Written exercise: Reproduce each line of the material exactly, minus any picture.

Provided entries:
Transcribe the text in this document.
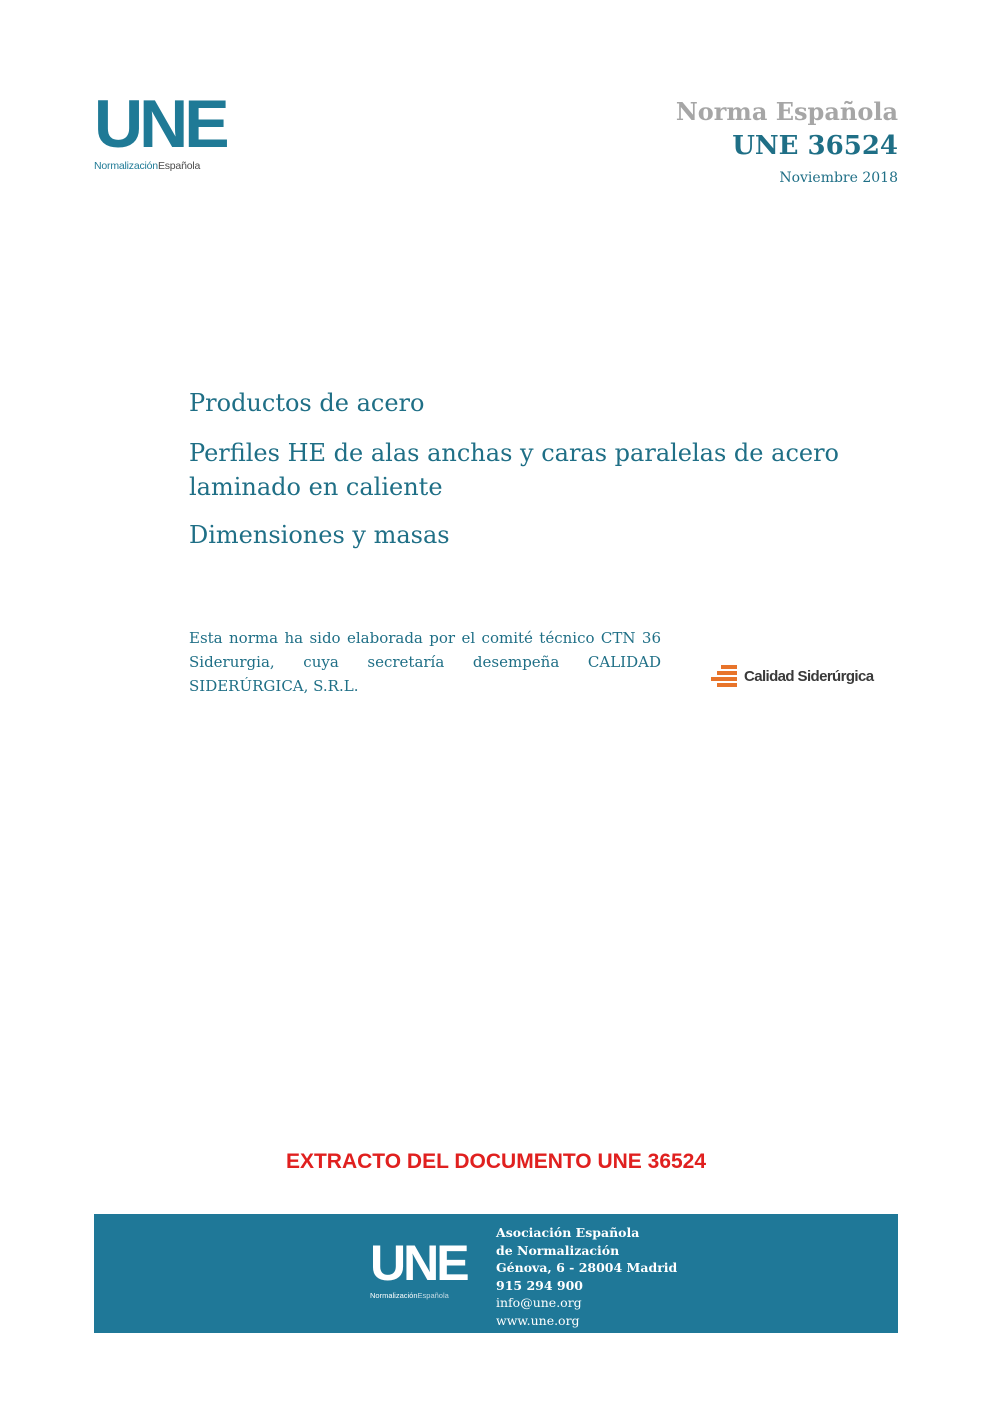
UNE
NormalizaciónEspañola
Norma Española
UNE 36524
Noviembre 2018
Productos de acero
Perfiles HE de alas anchas y caras paralelas de acero laminado en caliente
Dimensiones y masas
Esta norma ha sido elaborada por el comité técnico CTN 36 Siderurgia, cuya secretaría desempeña CALIDAD SIDERÚRGICA, S.R.L.
Calidad Siderúrgica
EXTRACTO DEL DOCUMENTO UNE 36524
UNE
NormalizaciónEspañola
Asociación Española
de Normalización
Génova, 6 - 28004 Madrid
915 294 900
info@une.org
www.une.org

Response to the task:
Transcribe the text in this document.
UNE
NormalizaciónEspañola
Norma Española
UNE 36524
Noviembre 2018
Productos de acero
Perfiles HE de alas anchas y caras paralelas de acero laminado en caliente
Dimensiones y masas
Esta norma ha sido elaborada por el comité técnico CTN 36 Siderurgia, cuya secretaría desempeña CALIDAD SIDERÚRGICA, S.R.L.
Calidad Siderúrgica
EXTRACTO DEL DOCUMENTO UNE 36524
UNE
NormalizaciónEspañola
Asociación Española
de Normalización
Génova, 6 - 28004 Madrid
915 294 900
info@une.org
www.une.org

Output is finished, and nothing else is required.